Job
Each of the entries should be retyped precisely as it appears.
--- Start Extracted material ---
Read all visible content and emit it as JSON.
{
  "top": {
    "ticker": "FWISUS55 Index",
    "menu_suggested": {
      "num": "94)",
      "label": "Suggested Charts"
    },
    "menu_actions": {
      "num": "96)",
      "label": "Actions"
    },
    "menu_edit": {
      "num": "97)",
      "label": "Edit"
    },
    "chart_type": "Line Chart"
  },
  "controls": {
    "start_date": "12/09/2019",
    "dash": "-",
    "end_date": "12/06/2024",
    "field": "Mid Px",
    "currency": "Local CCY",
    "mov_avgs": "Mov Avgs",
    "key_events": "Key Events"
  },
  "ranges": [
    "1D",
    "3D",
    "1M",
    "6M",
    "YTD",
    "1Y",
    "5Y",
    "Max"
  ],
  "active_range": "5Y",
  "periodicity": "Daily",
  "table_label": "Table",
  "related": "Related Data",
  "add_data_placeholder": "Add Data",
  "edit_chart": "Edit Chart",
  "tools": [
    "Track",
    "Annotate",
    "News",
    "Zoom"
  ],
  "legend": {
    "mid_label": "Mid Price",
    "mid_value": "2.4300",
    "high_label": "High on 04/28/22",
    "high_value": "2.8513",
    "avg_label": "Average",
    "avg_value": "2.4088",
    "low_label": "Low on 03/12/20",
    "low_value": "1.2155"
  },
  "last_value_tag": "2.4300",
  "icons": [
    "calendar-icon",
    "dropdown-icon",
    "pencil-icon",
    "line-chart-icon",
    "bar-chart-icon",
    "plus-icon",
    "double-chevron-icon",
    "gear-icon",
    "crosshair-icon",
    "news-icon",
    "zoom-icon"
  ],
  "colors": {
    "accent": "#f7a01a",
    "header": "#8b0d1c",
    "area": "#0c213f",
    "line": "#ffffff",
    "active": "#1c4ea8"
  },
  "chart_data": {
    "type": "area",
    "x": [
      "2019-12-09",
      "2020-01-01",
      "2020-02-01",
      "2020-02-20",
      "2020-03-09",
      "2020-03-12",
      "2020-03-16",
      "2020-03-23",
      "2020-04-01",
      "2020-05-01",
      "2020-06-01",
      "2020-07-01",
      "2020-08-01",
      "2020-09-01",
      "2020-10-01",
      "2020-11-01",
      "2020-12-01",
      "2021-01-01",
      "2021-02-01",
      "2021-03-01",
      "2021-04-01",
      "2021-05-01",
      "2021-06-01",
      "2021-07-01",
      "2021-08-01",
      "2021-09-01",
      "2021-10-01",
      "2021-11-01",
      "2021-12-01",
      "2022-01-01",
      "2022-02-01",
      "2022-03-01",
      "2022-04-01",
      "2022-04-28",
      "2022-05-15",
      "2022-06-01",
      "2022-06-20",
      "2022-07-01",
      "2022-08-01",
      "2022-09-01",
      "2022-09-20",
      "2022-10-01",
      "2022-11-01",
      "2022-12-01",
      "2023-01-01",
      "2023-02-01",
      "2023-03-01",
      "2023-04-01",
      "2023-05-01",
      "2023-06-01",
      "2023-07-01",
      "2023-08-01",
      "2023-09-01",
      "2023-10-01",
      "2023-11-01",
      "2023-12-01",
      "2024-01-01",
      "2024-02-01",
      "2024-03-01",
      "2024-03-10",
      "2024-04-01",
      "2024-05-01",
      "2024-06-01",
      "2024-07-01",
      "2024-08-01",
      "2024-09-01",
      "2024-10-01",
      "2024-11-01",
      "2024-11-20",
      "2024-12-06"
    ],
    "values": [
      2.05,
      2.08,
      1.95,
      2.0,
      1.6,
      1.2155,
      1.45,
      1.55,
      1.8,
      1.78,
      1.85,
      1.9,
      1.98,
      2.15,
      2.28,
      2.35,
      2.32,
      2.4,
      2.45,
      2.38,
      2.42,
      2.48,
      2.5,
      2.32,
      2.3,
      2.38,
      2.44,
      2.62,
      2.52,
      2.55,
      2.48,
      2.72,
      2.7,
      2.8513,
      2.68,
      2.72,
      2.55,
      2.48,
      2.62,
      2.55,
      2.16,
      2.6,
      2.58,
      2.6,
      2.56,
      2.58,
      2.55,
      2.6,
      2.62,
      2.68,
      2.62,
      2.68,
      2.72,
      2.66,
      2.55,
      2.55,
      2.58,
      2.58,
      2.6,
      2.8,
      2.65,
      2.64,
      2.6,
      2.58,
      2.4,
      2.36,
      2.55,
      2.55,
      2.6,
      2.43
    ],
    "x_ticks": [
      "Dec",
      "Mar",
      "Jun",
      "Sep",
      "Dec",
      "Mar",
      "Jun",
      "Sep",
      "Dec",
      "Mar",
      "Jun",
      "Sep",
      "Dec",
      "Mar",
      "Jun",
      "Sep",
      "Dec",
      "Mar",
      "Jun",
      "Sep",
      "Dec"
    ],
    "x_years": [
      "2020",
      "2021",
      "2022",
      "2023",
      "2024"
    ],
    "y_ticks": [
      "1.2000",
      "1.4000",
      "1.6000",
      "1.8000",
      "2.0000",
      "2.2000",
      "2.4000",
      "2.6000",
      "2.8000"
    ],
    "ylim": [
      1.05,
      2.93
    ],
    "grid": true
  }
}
--- End Extracted material ---
Reply to the exercise
Read all visible content and emit it as JSON.
{
  "top": {
    "ticker": "FWISUS55 Index",
    "menu_suggested": {
      "num": "94)",
      "label": "Suggested Charts"
    },
    "menu_actions": {
      "num": "96)",
      "label": "Actions"
    },
    "menu_edit": {
      "num": "97)",
      "label": "Edit"
    },
    "chart_type": "Line Chart"
  },
  "controls": {
    "start_date": "12/09/2019",
    "dash": "-",
    "end_date": "12/06/2024",
    "field": "Mid Px",
    "currency": "Local CCY",
    "mov_avgs": "Mov Avgs",
    "key_events": "Key Events"
  },
  "ranges": [
    "1D",
    "3D",
    "1M",
    "6M",
    "YTD",
    "1Y",
    "5Y",
    "Max"
  ],
  "active_range": "5Y",
  "periodicity": "Daily",
  "table_label": "Table",
  "related": "Related Data",
  "add_data_placeholder": "Add Data",
  "edit_chart": "Edit Chart",
  "tools": [
    "Track",
    "Annotate",
    "News",
    "Zoom"
  ],
  "legend": {
    "mid_label": "Mid Price",
    "mid_value": "2.4300",
    "high_label": "High on 04/28/22",
    "high_value": "2.8513",
    "avg_label": "Average",
    "avg_value": "2.4088",
    "low_label": "Low on 03/12/20",
    "low_value": "1.2155"
  },
  "last_value_tag": "2.4300",
  "icons": [
    "calendar-icon",
    "dropdown-icon",
    "pencil-icon",
    "line-chart-icon",
    "bar-chart-icon",
    "plus-icon",
    "double-chevron-icon",
    "gear-icon",
    "crosshair-icon",
    "news-icon",
    "zoom-icon"
  ],
  "colors": {
    "accent": "#f7a01a",
    "header": "#8b0d1c",
    "area": "#0c213f",
    "line": "#ffffff",
    "active": "#1c4ea8"
  },
  "chart_data": {
    "type": "area",
    "x": [
      "2019-12-09",
      "2020-01-01",
      "2020-02-01",
      "2020-02-20",
      "2020-03-09",
      "2020-03-12",
      "2020-03-16",
      "2020-03-23",
      "2020-04-01",
      "2020-05-01",
      "2020-06-01",
      "2020-07-01",
      "2020-08-01",
      "2020-09-01",
      "2020-10-01",
      "2020-11-01",
      "2020-12-01",
      "2021-01-01",
      "2021-02-01",
      "2021-03-01",
      "2021-04-01",
      "2021-05-01",
      "2021-06-01",
      "2021-07-01",
      "2021-08-01",
      "2021-09-01",
      "2021-10-01",
      "2021-11-01",
      "2021-12-01",
      "2022-01-01",
      "2022-02-01",
      "2022-03-01",
      "2022-04-01",
      "2022-04-28",
      "2022-05-15",
      "2022-06-01",
      "2022-06-20",
      "2022-07-01",
      "2022-08-01",
      "2022-09-01",
      "2022-09-20",
      "2022-10-01",
      "2022-11-01",
      "2022-12-01",
      "2023-01-01",
      "2023-02-01",
      "2023-03-01",
      "2023-04-01",
      "2023-05-01",
      "2023-06-01",
      "2023-07-01",
      "2023-08-01",
      "2023-09-01",
      "2023-10-01",
      "2023-11-01",
      "2023-12-01",
      "2024-01-01",
      "2024-02-01",
      "2024-03-01",
      "2024-03-10",
      "2024-04-01",
      "2024-05-01",
      "2024-06-01",
      "2024-07-01",
      "2024-08-01",
      "2024-09-01",
      "2024-10-01",
      "2024-11-01",
      "2024-11-20",
      "2024-12-06"
    ],
    "values": [
      2.05,
      2.08,
      1.95,
      2.0,
      1.6,
      1.2155,
      1.45,
      1.55,
      1.8,
      1.78,
      1.85,
      1.9,
      1.98,
      2.15,
      2.28,
      2.35,
      2.32,
      2.4,
      2.45,
      2.38,
      2.42,
      2.48,
      2.5,
      2.32,
      2.3,
      2.38,
      2.44,
      2.62,
      2.52,
      2.55,
      2.48,
      2.72,
      2.7,
      2.8513,
      2.68,
      2.72,
      2.55,
      2.48,
      2.62,
      2.55,
      2.16,
      2.6,
      2.58,
      2.6,
      2.56,
      2.58,
      2.55,
      2.6,
      2.62,
      2.68,
      2.62,
      2.68,
      2.72,
      2.66,
      2.55,
      2.55,
      2.58,
      2.58,
      2.6,
      2.8,
      2.65,
      2.64,
      2.6,
      2.58,
      2.4,
      2.36,
      2.55,
      2.55,
      2.6,
      2.43
    ],
    "x_ticks": [
      "Dec",
      "Mar",
      "Jun",
      "Sep",
      "Dec",
      "Mar",
      "Jun",
      "Sep",
      "Dec",
      "Mar",
      "Jun",
      "Sep",
      "Dec",
      "Mar",
      "Jun",
      "Sep",
      "Dec",
      "Mar",
      "Jun",
      "Sep",
      "Dec"
    ],
    "x_years": [
      "2020",
      "2021",
      "2022",
      "2023",
      "2024"
    ],
    "y_ticks": [
      "1.2000",
      "1.4000",
      "1.6000",
      "1.8000",
      "2.0000",
      "2.2000",
      "2.4000",
      "2.6000",
      "2.8000"
    ],
    "ylim": [
      1.05,
      2.93
    ],
    "grid": true
  }
}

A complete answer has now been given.